● **EXERCISE MATERIAL**:
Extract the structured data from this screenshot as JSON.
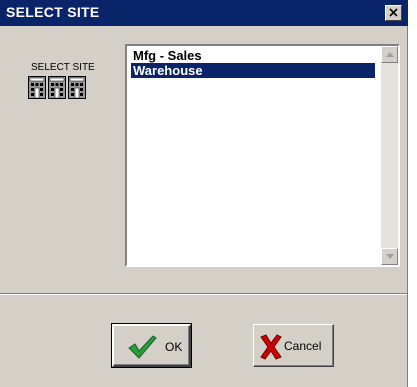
{
  "window": {
    "title": "SELECT SITE",
    "close_icon": "close-icon"
  },
  "side_label": {
    "caption": "SELECT SITE",
    "icon": "buildings-icon"
  },
  "site_list": {
    "items": [
      {
        "label": "Mfg - Sales",
        "selected": false
      },
      {
        "label": "Warehouse",
        "selected": true
      }
    ],
    "scrollbar": {
      "up_icon": "scroll-up-arrow-icon",
      "down_icon": "scroll-down-arrow-icon"
    }
  },
  "buttons": {
    "ok_label": "OK",
    "ok_icon": "checkmark-icon",
    "cancel_label": "Cancel",
    "cancel_icon": "red-x-icon"
  },
  "colors": {
    "titlebar": "#0a246a",
    "selection": "#0a246a",
    "face": "#d4d0c8",
    "ok_check": "#2a9d3a",
    "cancel_x": "#cc0000"
  }
}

● **EXERCISE DIRECTIONS**:
Retype all the records shown above, character for character. Omit every picture.

● **TASK RESULT**:
Extract the structured data from this screenshot as JSON.
{
  "window": {
    "title": "SELECT SITE",
    "close_icon": "close-icon"
  },
  "side_label": {
    "caption": "SELECT SITE",
    "icon": "buildings-icon"
  },
  "site_list": {
    "items": [
      {
        "label": "Mfg - Sales",
        "selected": false
      },
      {
        "label": "Warehouse",
        "selected": true
      }
    ],
    "scrollbar": {
      "up_icon": "scroll-up-arrow-icon",
      "down_icon": "scroll-down-arrow-icon"
    }
  },
  "buttons": {
    "ok_label": "OK",
    "ok_icon": "checkmark-icon",
    "cancel_label": "Cancel",
    "cancel_icon": "red-x-icon"
  },
  "colors": {
    "titlebar": "#0a246a",
    "selection": "#0a246a",
    "face": "#d4d0c8",
    "ok_check": "#2a9d3a",
    "cancel_x": "#cc0000"
  }
}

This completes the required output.